* Start Material shown *

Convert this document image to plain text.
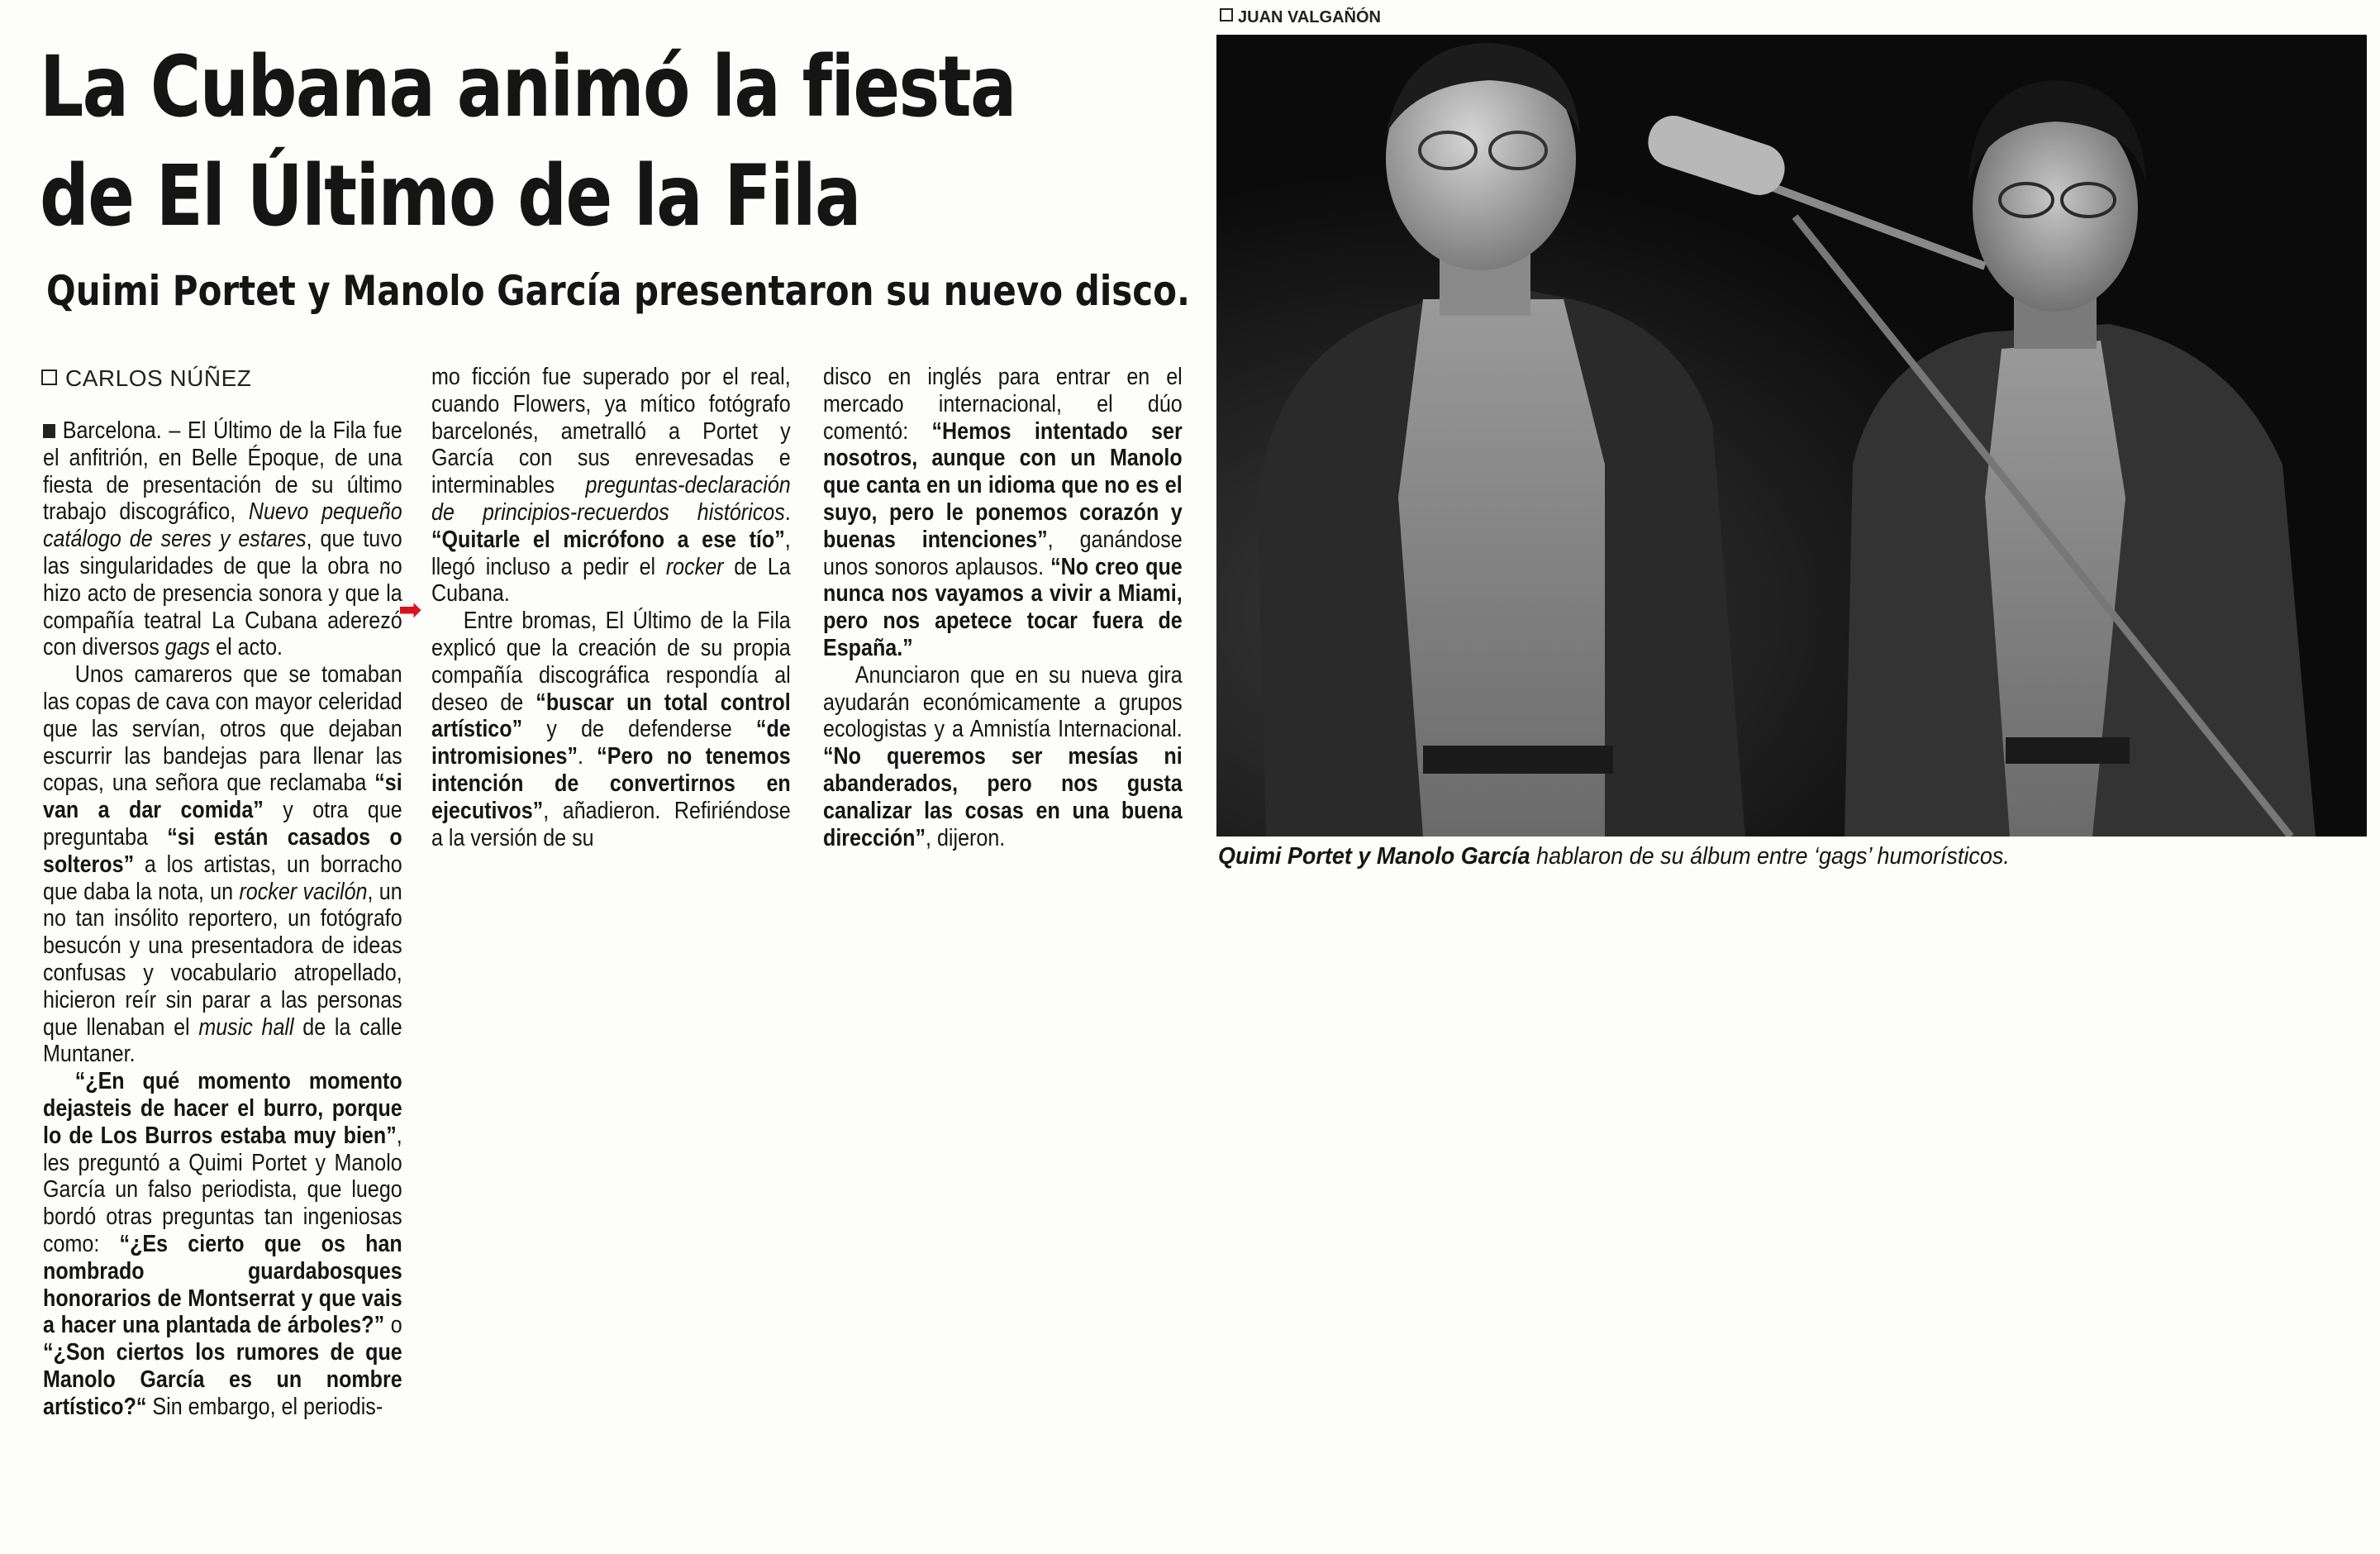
La Cubana animó la fiesta
de El Último de la Fila
Quimi Portet y Manolo García presentaron su nuevo disco.
CARLOS NÚÑEZ

Barcelona. – El Último de la Fila fue el anfitrión, en Belle Époque, de una fiesta de presentación de su último trabajo discográfico, Nuevo pequeño catálogo de seres y estares, que tuvo las singularidades de que la obra no hizo acto de presencia sonora y que la compañía teatral La Cubana aderezó con diversos gags el acto.

Unos camareros que se tomaban las copas de cava con mayor celeridad que las servían, otros que dejaban escurrir las bandejas para llenar las copas, una señora que reclamaba “si van a dar comida” y otra que preguntaba “si están casados o solteros” a los artistas, un borracho que daba la nota, un rocker vacilón, un no tan insólito reportero, un fotógrafo besucón y una presentadora de ideas confusas y vocabulario atropellado, hicieron reír sin parar a las personas que llenaban el music hall de la calle Muntaner.

“¿En qué momento momento dejasteis de hacer el burro, porque lo de Los Burros estaba muy bien”, les preguntó a Quimi Portet y Manolo García un falso periodista, que luego bordó otras preguntas tan ingeniosas como: “¿Es cierto que os han nombrado guardabosques honorarios de Montserrat y que vais a hacer una plantada de árboles?” o “¿Son ciertos los rumores de que Manolo García es un nombre artístico?“ Sin embargo, el periodis-

mo ficción fue superado por el real, cuando Flowers, ya mítico fotógrafo barcelonés, ametralló a Portet y García con sus enrevesadas e interminables preguntas-declaración de principios-recuerdos históricos. “Quitarle el micrófono a ese tío”, llegó incluso a pedir el rocker de La Cubana.

Entre bromas, El Último de la Fila explicó que la creación de su propia compañía discográfica respondía al deseo de “buscar un total control artístico” y de defenderse “de intromisiones”. “Pero no tenemos intención de convertirnos en ejecutivos”, añadieron. Refiriéndose a la versión de su

disco en inglés para entrar en el mercado internacional, el dúo comentó: “Hemos intentado ser nosotros, aunque con un Manolo que canta en un idioma que no es el suyo, pero le ponemos corazón y buenas intenciones”, ganándose unos sonoros aplausos. “No creo que nunca nos vayamos a vivir a Miami, pero nos apetece tocar fuera de España.”

Anunciaron que en su nueva gira ayudarán económicamente a grupos ecologistas y a Amnistía Internacional. “No queremos ser mesías ni abanderados, pero nos gusta canalizar las cosas en una buena dirección”, dijeron.

➡
JUAN VALGAÑÓN
Quimi Portet y Manolo García hablaron de su álbum entre ‘gags’ humorísticos.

* End Material shown *

◆ **Given task**:
Apart from the pictures, the entries above are to be repeated in full and exactly.

◆ **Written solution**:
Convert this document image to plain text.
La Cubana animó la fiesta
de El Último de la Fila
Quimi Portet y Manolo García presentaron su nuevo disco.
CARLOS NÚÑEZ

Barcelona. – El Último de la Fila fue el anfitrión, en Belle Époque, de una fiesta de presentación de su último trabajo discográfico, Nuevo pequeño catálogo de seres y estares, que tuvo las singularidades de que la obra no hizo acto de presencia sonora y que la compañía teatral La Cubana aderezó con diversos gags el acto.

Unos camareros que se tomaban las copas de cava con mayor celeridad que las servían, otros que dejaban escurrir las bandejas para llenar las copas, una señora que reclamaba “si van a dar comida” y otra que preguntaba “si están casados o solteros” a los artistas, un borracho que daba la nota, un rocker vacilón, un no tan insólito reportero, un fotógrafo besucón y una presentadora de ideas confusas y vocabulario atropellado, hicieron reír sin parar a las personas que llenaban el music hall de la calle Muntaner.

“¿En qué momento momento dejasteis de hacer el burro, porque lo de Los Burros estaba muy bien”, les preguntó a Quimi Portet y Manolo García un falso periodista, que luego bordó otras preguntas tan ingeniosas como: “¿Es cierto que os han nombrado guardabosques honorarios de Montserrat y que vais a hacer una plantada de árboles?” o “¿Son ciertos los rumores de que Manolo García es un nombre artístico?“ Sin embargo, el periodis-

mo ficción fue superado por el real, cuando Flowers, ya mítico fotógrafo barcelonés, ametralló a Portet y García con sus enrevesadas e interminables preguntas-declaración de principios-recuerdos históricos. “Quitarle el micrófono a ese tío”, llegó incluso a pedir el rocker de La Cubana.

Entre bromas, El Último de la Fila explicó que la creación de su propia compañía discográfica respondía al deseo de “buscar un total control artístico” y de defenderse “de intromisiones”. “Pero no tenemos intención de convertirnos en ejecutivos”, añadieron. Refiriéndose a la versión de su

disco en inglés para entrar en el mercado internacional, el dúo comentó: “Hemos intentado ser nosotros, aunque con un Manolo que canta en un idioma que no es el suyo, pero le ponemos corazón y buenas intenciones”, ganándose unos sonoros aplausos. “No creo que nunca nos vayamos a vivir a Miami, pero nos apetece tocar fuera de España.”

Anunciaron que en su nueva gira ayudarán económicamente a grupos ecologistas y a Amnistía Internacional. “No queremos ser mesías ni abanderados, pero nos gusta canalizar las cosas en una buena dirección”, dijeron.

➡
JUAN VALGAÑÓN
Quimi Portet y Manolo García hablaron de su álbum entre ‘gags’ humorísticos.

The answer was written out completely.